Dataset listings of figures:
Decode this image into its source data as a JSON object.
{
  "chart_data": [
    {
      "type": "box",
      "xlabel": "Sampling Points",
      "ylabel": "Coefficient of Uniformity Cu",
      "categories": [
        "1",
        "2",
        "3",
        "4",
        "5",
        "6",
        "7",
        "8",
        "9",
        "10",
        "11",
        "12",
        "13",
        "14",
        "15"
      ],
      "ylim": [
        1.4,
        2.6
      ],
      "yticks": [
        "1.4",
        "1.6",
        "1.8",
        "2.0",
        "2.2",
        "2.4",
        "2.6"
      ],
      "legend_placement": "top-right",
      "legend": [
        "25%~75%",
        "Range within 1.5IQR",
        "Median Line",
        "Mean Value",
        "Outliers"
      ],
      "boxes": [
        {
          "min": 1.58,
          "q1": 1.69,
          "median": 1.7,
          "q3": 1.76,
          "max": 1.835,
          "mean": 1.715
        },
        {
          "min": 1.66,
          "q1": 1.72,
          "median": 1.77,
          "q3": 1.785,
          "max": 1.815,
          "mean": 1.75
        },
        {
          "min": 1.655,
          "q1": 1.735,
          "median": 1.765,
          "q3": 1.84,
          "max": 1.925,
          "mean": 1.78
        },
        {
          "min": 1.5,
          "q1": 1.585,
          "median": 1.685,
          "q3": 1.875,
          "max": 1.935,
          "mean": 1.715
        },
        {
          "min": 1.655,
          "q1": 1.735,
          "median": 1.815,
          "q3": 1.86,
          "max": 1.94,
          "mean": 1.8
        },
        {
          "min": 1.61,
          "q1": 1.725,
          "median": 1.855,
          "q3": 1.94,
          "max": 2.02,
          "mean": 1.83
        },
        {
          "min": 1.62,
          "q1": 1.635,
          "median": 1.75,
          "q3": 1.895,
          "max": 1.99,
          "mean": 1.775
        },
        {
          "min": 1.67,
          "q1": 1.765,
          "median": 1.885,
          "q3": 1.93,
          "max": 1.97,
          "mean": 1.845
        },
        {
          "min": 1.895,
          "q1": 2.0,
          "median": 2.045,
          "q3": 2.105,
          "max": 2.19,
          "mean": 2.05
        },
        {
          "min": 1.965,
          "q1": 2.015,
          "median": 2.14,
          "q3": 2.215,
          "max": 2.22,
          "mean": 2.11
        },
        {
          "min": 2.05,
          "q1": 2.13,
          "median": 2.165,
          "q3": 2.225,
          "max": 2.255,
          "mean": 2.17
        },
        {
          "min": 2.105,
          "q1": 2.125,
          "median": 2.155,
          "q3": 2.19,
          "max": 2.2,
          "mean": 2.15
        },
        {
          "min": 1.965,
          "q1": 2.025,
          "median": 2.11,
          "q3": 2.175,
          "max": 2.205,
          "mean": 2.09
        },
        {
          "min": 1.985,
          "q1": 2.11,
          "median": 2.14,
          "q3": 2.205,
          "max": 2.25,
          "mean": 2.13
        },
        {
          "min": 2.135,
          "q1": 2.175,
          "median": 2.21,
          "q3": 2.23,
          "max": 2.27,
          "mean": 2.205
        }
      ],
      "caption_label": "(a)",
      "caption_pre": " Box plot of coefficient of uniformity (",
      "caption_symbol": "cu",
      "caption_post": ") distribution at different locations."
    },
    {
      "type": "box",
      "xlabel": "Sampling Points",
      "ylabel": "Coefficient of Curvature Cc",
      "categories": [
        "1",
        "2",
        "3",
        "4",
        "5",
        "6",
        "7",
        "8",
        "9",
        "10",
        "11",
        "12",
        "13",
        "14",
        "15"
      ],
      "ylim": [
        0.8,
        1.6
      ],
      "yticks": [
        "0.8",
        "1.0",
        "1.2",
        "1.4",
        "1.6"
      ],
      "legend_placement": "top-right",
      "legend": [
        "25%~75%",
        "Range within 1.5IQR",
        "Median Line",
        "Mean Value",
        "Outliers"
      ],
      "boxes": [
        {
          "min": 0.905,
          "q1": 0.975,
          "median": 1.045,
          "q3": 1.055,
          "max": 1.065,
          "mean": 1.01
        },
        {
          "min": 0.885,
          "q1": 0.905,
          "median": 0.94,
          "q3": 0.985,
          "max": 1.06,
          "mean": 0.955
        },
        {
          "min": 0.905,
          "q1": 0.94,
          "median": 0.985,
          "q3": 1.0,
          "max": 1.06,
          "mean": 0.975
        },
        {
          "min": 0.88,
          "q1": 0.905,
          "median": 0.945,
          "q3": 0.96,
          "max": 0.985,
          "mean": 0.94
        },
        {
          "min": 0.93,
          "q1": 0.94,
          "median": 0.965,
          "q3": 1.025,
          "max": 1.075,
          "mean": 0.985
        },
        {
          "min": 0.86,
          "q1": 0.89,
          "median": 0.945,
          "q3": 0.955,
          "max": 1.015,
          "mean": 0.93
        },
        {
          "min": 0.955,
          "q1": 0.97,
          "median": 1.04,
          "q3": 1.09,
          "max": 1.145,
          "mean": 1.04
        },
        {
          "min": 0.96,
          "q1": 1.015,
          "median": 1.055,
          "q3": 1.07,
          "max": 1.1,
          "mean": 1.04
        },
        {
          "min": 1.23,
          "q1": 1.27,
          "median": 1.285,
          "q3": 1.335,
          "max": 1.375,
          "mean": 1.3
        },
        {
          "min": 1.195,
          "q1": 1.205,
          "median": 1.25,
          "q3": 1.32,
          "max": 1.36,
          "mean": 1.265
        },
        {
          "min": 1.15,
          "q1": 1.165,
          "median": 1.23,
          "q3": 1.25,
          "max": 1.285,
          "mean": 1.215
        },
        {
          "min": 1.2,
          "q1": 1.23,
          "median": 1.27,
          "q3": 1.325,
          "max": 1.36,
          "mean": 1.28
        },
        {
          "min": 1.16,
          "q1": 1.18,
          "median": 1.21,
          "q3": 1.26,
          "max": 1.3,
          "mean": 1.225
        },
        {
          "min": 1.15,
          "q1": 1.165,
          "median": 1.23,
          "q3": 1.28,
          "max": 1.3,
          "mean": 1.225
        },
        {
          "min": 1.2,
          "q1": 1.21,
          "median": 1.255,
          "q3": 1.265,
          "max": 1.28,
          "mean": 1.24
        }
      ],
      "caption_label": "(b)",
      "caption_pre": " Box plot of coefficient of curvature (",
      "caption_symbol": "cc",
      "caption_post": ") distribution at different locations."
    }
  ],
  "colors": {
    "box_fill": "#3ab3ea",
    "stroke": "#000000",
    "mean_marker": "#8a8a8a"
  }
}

• GOAL OF THE EXERCISE: Print every entry exactly as written.

• WRITTEN REPLY:
Decode this image into its source data as a JSON object.
{
  "chart_data": [
    {
      "type": "box",
      "xlabel": "Sampling Points",
      "ylabel": "Coefficient of Uniformity Cu",
      "categories": [
        "1",
        "2",
        "3",
        "4",
        "5",
        "6",
        "7",
        "8",
        "9",
        "10",
        "11",
        "12",
        "13",
        "14",
        "15"
      ],
      "ylim": [
        1.4,
        2.6
      ],
      "yticks": [
        "1.4",
        "1.6",
        "1.8",
        "2.0",
        "2.2",
        "2.4",
        "2.6"
      ],
      "legend_placement": "top-right",
      "legend": [
        "25%~75%",
        "Range within 1.5IQR",
        "Median Line",
        "Mean Value",
        "Outliers"
      ],
      "boxes": [
        {
          "min": 1.58,
          "q1": 1.69,
          "median": 1.7,
          "q3": 1.76,
          "max": 1.835,
          "mean": 1.715
        },
        {
          "min": 1.66,
          "q1": 1.72,
          "median": 1.77,
          "q3": 1.785,
          "max": 1.815,
          "mean": 1.75
        },
        {
          "min": 1.655,
          "q1": 1.735,
          "median": 1.765,
          "q3": 1.84,
          "max": 1.925,
          "mean": 1.78
        },
        {
          "min": 1.5,
          "q1": 1.585,
          "median": 1.685,
          "q3": 1.875,
          "max": 1.935,
          "mean": 1.715
        },
        {
          "min": 1.655,
          "q1": 1.735,
          "median": 1.815,
          "q3": 1.86,
          "max": 1.94,
          "mean": 1.8
        },
        {
          "min": 1.61,
          "q1": 1.725,
          "median": 1.855,
          "q3": 1.94,
          "max": 2.02,
          "mean": 1.83
        },
        {
          "min": 1.62,
          "q1": 1.635,
          "median": 1.75,
          "q3": 1.895,
          "max": 1.99,
          "mean": 1.775
        },
        {
          "min": 1.67,
          "q1": 1.765,
          "median": 1.885,
          "q3": 1.93,
          "max": 1.97,
          "mean": 1.845
        },
        {
          "min": 1.895,
          "q1": 2.0,
          "median": 2.045,
          "q3": 2.105,
          "max": 2.19,
          "mean": 2.05
        },
        {
          "min": 1.965,
          "q1": 2.015,
          "median": 2.14,
          "q3": 2.215,
          "max": 2.22,
          "mean": 2.11
        },
        {
          "min": 2.05,
          "q1": 2.13,
          "median": 2.165,
          "q3": 2.225,
          "max": 2.255,
          "mean": 2.17
        },
        {
          "min": 2.105,
          "q1": 2.125,
          "median": 2.155,
          "q3": 2.19,
          "max": 2.2,
          "mean": 2.15
        },
        {
          "min": 1.965,
          "q1": 2.025,
          "median": 2.11,
          "q3": 2.175,
          "max": 2.205,
          "mean": 2.09
        },
        {
          "min": 1.985,
          "q1": 2.11,
          "median": 2.14,
          "q3": 2.205,
          "max": 2.25,
          "mean": 2.13
        },
        {
          "min": 2.135,
          "q1": 2.175,
          "median": 2.21,
          "q3": 2.23,
          "max": 2.27,
          "mean": 2.205
        }
      ],
      "caption_label": "(a)",
      "caption_pre": " Box plot of coefficient of uniformity (",
      "caption_symbol": "cu",
      "caption_post": ") distribution at different locations."
    },
    {
      "type": "box",
      "xlabel": "Sampling Points",
      "ylabel": "Coefficient of Curvature Cc",
      "categories": [
        "1",
        "2",
        "3",
        "4",
        "5",
        "6",
        "7",
        "8",
        "9",
        "10",
        "11",
        "12",
        "13",
        "14",
        "15"
      ],
      "ylim": [
        0.8,
        1.6
      ],
      "yticks": [
        "0.8",
        "1.0",
        "1.2",
        "1.4",
        "1.6"
      ],
      "legend_placement": "top-right",
      "legend": [
        "25%~75%",
        "Range within 1.5IQR",
        "Median Line",
        "Mean Value",
        "Outliers"
      ],
      "boxes": [
        {
          "min": 0.905,
          "q1": 0.975,
          "median": 1.045,
          "q3": 1.055,
          "max": 1.065,
          "mean": 1.01
        },
        {
          "min": 0.885,
          "q1": 0.905,
          "median": 0.94,
          "q3": 0.985,
          "max": 1.06,
          "mean": 0.955
        },
        {
          "min": 0.905,
          "q1": 0.94,
          "median": 0.985,
          "q3": 1.0,
          "max": 1.06,
          "mean": 0.975
        },
        {
          "min": 0.88,
          "q1": 0.905,
          "median": 0.945,
          "q3": 0.96,
          "max": 0.985,
          "mean": 0.94
        },
        {
          "min": 0.93,
          "q1": 0.94,
          "median": 0.965,
          "q3": 1.025,
          "max": 1.075,
          "mean": 0.985
        },
        {
          "min": 0.86,
          "q1": 0.89,
          "median": 0.945,
          "q3": 0.955,
          "max": 1.015,
          "mean": 0.93
        },
        {
          "min": 0.955,
          "q1": 0.97,
          "median": 1.04,
          "q3": 1.09,
          "max": 1.145,
          "mean": 1.04
        },
        {
          "min": 0.96,
          "q1": 1.015,
          "median": 1.055,
          "q3": 1.07,
          "max": 1.1,
          "mean": 1.04
        },
        {
          "min": 1.23,
          "q1": 1.27,
          "median": 1.285,
          "q3": 1.335,
          "max": 1.375,
          "mean": 1.3
        },
        {
          "min": 1.195,
          "q1": 1.205,
          "median": 1.25,
          "q3": 1.32,
          "max": 1.36,
          "mean": 1.265
        },
        {
          "min": 1.15,
          "q1": 1.165,
          "median": 1.23,
          "q3": 1.25,
          "max": 1.285,
          "mean": 1.215
        },
        {
          "min": 1.2,
          "q1": 1.23,
          "median": 1.27,
          "q3": 1.325,
          "max": 1.36,
          "mean": 1.28
        },
        {
          "min": 1.16,
          "q1": 1.18,
          "median": 1.21,
          "q3": 1.26,
          "max": 1.3,
          "mean": 1.225
        },
        {
          "min": 1.15,
          "q1": 1.165,
          "median": 1.23,
          "q3": 1.28,
          "max": 1.3,
          "mean": 1.225
        },
        {
          "min": 1.2,
          "q1": 1.21,
          "median": 1.255,
          "q3": 1.265,
          "max": 1.28,
          "mean": 1.24
        }
      ],
      "caption_label": "(b)",
      "caption_pre": " Box plot of coefficient of curvature (",
      "caption_symbol": "cc",
      "caption_post": ") distribution at different locations."
    }
  ],
  "colors": {
    "box_fill": "#3ab3ea",
    "stroke": "#000000",
    "mean_marker": "#8a8a8a"
  }
}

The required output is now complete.